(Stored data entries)

--- begin ---

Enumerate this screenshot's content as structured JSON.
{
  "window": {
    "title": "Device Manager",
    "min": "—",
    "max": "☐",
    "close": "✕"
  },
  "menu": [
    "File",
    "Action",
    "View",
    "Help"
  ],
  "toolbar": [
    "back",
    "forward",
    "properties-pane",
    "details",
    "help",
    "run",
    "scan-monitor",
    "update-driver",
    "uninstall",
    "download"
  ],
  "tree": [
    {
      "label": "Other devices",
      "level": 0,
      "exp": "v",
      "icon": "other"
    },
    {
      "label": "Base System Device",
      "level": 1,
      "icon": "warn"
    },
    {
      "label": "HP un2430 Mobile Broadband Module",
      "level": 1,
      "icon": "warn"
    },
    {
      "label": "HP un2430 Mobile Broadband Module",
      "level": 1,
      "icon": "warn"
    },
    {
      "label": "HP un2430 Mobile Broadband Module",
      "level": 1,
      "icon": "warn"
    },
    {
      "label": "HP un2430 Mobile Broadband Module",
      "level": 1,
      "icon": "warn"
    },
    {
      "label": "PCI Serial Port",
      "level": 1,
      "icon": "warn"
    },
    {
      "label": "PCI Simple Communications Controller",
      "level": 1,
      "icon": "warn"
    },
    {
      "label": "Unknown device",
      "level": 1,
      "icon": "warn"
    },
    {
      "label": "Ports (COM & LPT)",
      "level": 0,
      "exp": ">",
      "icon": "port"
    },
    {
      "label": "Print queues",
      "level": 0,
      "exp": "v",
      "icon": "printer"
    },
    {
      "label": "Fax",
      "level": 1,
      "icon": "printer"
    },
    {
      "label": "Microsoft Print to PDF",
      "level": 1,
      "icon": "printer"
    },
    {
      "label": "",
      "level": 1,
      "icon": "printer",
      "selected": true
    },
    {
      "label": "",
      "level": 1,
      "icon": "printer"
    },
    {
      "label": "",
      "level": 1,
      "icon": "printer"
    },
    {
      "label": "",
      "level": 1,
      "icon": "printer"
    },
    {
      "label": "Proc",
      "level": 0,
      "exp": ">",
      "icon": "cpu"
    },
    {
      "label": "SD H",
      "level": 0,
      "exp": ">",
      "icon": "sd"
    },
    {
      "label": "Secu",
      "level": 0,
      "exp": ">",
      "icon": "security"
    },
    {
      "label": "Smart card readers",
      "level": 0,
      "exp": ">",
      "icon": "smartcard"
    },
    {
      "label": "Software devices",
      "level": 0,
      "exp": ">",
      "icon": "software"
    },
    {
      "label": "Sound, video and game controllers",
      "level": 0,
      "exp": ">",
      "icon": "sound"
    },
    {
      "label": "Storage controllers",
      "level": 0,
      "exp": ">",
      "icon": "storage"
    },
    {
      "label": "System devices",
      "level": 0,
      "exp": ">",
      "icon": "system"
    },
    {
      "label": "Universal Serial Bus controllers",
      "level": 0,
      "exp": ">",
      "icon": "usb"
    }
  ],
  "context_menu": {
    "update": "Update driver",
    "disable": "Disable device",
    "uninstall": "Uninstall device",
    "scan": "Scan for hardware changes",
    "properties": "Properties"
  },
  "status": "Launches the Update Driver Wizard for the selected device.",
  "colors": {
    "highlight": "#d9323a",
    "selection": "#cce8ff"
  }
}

--- end ---
--- begin ---

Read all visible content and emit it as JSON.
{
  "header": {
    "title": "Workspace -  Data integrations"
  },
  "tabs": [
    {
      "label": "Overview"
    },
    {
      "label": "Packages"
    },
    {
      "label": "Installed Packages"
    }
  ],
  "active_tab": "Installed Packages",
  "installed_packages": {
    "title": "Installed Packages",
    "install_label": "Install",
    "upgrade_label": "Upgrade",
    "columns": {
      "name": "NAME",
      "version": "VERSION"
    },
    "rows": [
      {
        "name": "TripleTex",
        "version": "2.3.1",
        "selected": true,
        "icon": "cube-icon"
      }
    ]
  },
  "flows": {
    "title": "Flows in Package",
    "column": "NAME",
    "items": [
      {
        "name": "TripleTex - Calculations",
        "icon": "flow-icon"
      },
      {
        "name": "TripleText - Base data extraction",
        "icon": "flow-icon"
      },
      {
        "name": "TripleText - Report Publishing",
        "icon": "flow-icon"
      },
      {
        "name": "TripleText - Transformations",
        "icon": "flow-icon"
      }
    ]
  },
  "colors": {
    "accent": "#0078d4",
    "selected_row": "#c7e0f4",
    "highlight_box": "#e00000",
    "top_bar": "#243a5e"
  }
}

--- end ---

Problem to solve:
Copy out every line of the data that includes "controllers".

Exercise solution:
      "label": "Sound, video and game controllers",
      "label": "Storage controllers",
      "label": "Universal Serial Bus controllers",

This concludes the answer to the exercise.